** BEGIN **
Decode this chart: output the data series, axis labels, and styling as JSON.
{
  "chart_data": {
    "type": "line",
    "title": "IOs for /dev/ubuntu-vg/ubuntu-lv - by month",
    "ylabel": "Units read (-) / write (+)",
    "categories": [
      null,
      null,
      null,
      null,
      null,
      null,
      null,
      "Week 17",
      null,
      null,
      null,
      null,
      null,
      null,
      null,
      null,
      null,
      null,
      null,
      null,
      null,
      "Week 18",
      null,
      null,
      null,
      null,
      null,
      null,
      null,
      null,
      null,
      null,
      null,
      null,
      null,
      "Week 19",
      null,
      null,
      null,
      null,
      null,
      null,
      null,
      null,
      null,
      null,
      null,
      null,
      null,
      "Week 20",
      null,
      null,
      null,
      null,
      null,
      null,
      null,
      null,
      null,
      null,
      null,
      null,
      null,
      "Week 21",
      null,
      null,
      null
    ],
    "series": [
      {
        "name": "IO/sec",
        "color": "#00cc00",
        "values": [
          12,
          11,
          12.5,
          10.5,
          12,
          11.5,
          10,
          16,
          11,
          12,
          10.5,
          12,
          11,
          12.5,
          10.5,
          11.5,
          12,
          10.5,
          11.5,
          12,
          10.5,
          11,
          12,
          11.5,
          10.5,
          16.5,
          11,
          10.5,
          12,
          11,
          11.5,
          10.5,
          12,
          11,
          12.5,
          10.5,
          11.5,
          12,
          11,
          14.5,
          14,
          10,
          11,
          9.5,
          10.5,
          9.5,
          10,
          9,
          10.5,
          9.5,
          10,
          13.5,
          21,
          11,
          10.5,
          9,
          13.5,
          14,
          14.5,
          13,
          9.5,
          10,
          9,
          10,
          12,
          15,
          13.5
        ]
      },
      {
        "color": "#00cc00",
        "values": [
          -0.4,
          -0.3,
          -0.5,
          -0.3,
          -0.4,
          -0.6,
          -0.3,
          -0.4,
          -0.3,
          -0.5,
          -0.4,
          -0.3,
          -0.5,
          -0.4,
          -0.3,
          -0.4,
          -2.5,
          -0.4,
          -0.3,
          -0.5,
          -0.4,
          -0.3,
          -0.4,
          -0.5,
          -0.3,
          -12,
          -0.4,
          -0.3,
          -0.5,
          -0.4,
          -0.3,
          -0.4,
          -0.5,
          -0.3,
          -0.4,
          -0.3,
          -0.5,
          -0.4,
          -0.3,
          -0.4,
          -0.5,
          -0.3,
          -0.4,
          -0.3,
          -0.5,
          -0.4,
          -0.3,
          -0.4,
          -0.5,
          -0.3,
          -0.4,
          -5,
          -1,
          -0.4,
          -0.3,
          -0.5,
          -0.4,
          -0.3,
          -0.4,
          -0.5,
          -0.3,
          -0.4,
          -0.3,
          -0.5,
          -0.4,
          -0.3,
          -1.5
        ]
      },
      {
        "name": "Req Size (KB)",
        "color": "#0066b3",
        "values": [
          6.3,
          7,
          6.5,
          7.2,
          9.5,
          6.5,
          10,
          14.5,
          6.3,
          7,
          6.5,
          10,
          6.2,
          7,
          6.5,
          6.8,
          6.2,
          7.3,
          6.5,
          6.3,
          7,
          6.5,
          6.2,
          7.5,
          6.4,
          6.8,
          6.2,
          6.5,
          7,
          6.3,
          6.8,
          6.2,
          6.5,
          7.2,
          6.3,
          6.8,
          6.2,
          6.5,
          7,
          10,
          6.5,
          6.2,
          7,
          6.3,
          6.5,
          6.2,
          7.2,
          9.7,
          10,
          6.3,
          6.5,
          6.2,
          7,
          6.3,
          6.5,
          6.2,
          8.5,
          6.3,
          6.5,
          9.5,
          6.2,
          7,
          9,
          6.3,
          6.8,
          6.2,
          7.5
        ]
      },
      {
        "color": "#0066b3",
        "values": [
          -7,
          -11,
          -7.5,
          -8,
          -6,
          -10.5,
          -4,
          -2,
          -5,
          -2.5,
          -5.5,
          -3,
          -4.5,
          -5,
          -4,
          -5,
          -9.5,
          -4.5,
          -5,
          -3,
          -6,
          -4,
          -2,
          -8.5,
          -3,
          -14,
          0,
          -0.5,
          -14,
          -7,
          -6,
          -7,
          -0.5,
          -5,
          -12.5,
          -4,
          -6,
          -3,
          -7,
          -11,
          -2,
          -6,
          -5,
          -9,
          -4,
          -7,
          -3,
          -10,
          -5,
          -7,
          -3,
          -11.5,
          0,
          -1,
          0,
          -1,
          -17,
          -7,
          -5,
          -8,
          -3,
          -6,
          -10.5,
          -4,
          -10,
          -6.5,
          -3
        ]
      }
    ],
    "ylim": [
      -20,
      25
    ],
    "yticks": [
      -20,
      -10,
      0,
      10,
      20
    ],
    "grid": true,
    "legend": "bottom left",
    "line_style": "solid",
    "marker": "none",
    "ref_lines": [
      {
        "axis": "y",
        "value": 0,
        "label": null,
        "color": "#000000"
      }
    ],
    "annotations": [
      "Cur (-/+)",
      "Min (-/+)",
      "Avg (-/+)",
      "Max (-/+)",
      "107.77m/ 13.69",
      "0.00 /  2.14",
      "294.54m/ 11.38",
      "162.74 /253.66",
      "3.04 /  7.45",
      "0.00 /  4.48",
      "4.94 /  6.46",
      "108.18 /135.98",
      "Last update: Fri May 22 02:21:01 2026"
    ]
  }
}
** END **
▶ _Stated task_
Write out every line exactly as it stands.

▶ _Answer for this exercise_
Decode this chart: output the data series, axis labels, and styling as JSON.
{
  "chart_data": {
    "type": "line",
    "title": "IOs for /dev/ubuntu-vg/ubuntu-lv - by month",
    "ylabel": "Units read (-) / write (+)",
    "categories": [
      null,
      null,
      null,
      null,
      null,
      null,
      null,
      "Week 17",
      null,
      null,
      null,
      null,
      null,
      null,
      null,
      null,
      null,
      null,
      null,
      null,
      null,
      "Week 18",
      null,
      null,
      null,
      null,
      null,
      null,
      null,
      null,
      null,
      null,
      null,
      null,
      null,
      "Week 19",
      null,
      null,
      null,
      null,
      null,
      null,
      null,
      null,
      null,
      null,
      null,
      null,
      null,
      "Week 20",
      null,
      null,
      null,
      null,
      null,
      null,
      null,
      null,
      null,
      null,
      null,
      null,
      null,
      "Week 21",
      null,
      null,
      null
    ],
    "series": [
      {
        "name": "IO/sec",
        "color": "#00cc00",
        "values": [
          12,
          11,
          12.5,
          10.5,
          12,
          11.5,
          10,
          16,
          11,
          12,
          10.5,
          12,
          11,
          12.5,
          10.5,
          11.5,
          12,
          10.5,
          11.5,
          12,
          10.5,
          11,
          12,
          11.5,
          10.5,
          16.5,
          11,
          10.5,
          12,
          11,
          11.5,
          10.5,
          12,
          11,
          12.5,
          10.5,
          11.5,
          12,
          11,
          14.5,
          14,
          10,
          11,
          9.5,
          10.5,
          9.5,
          10,
          9,
          10.5,
          9.5,
          10,
          13.5,
          21,
          11,
          10.5,
          9,
          13.5,
          14,
          14.5,
          13,
          9.5,
          10,
          9,
          10,
          12,
          15,
          13.5
        ]
      },
      {
        "color": "#00cc00",
        "values": [
          -0.4,
          -0.3,
          -0.5,
          -0.3,
          -0.4,
          -0.6,
          -0.3,
          -0.4,
          -0.3,
          -0.5,
          -0.4,
          -0.3,
          -0.5,
          -0.4,
          -0.3,
          -0.4,
          -2.5,
          -0.4,
          -0.3,
          -0.5,
          -0.4,
          -0.3,
          -0.4,
          -0.5,
          -0.3,
          -12,
          -0.4,
          -0.3,
          -0.5,
          -0.4,
          -0.3,
          -0.4,
          -0.5,
          -0.3,
          -0.4,
          -0.3,
          -0.5,
          -0.4,
          -0.3,
          -0.4,
          -0.5,
          -0.3,
          -0.4,
          -0.3,
          -0.5,
          -0.4,
          -0.3,
          -0.4,
          -0.5,
          -0.3,
          -0.4,
          -5,
          -1,
          -0.4,
          -0.3,
          -0.5,
          -0.4,
          -0.3,
          -0.4,
          -0.5,
          -0.3,
          -0.4,
          -0.3,
          -0.5,
          -0.4,
          -0.3,
          -1.5
        ]
      },
      {
        "name": "Req Size (KB)",
        "color": "#0066b3",
        "values": [
          6.3,
          7,
          6.5,
          7.2,
          9.5,
          6.5,
          10,
          14.5,
          6.3,
          7,
          6.5,
          10,
          6.2,
          7,
          6.5,
          6.8,
          6.2,
          7.3,
          6.5,
          6.3,
          7,
          6.5,
          6.2,
          7.5,
          6.4,
          6.8,
          6.2,
          6.5,
          7,
          6.3,
          6.8,
          6.2,
          6.5,
          7.2,
          6.3,
          6.8,
          6.2,
          6.5,
          7,
          10,
          6.5,
          6.2,
          7,
          6.3,
          6.5,
          6.2,
          7.2,
          9.7,
          10,
          6.3,
          6.5,
          6.2,
          7,
          6.3,
          6.5,
          6.2,
          8.5,
          6.3,
          6.5,
          9.5,
          6.2,
          7,
          9,
          6.3,
          6.8,
          6.2,
          7.5
        ]
      },
      {
        "color": "#0066b3",
        "values": [
          -7,
          -11,
          -7.5,
          -8,
          -6,
          -10.5,
          -4,
          -2,
          -5,
          -2.5,
          -5.5,
          -3,
          -4.5,
          -5,
          -4,
          -5,
          -9.5,
          -4.5,
          -5,
          -3,
          -6,
          -4,
          -2,
          -8.5,
          -3,
          -14,
          0,
          -0.5,
          -14,
          -7,
          -6,
          -7,
          -0.5,
          -5,
          -12.5,
          -4,
          -6,
          -3,
          -7,
          -11,
          -2,
          -6,
          -5,
          -9,
          -4,
          -7,
          -3,
          -10,
          -5,
          -7,
          -3,
          -11.5,
          0,
          -1,
          0,
          -1,
          -17,
          -7,
          -5,
          -8,
          -3,
          -6,
          -10.5,
          -4,
          -10,
          -6.5,
          -3
        ]
      }
    ],
    "ylim": [
      -20,
      25
    ],
    "yticks": [
      -20,
      -10,
      0,
      10,
      20
    ],
    "grid": true,
    "legend": "bottom left",
    "line_style": "solid",
    "marker": "none",
    "ref_lines": [
      {
        "axis": "y",
        "value": 0,
        "label": null,
        "color": "#000000"
      }
    ],
    "annotations": [
      "Cur (-/+)",
      "Min (-/+)",
      "Avg (-/+)",
      "Max (-/+)",
      "107.77m/ 13.69",
      "0.00 /  2.14",
      "294.54m/ 11.38",
      "162.74 /253.66",
      "3.04 /  7.45",
      "0.00 /  4.48",
      "4.94 /  6.46",
      "108.18 /135.98",
      "Last update: Fri May 22 02:21:01 2026"
    ]
  }
}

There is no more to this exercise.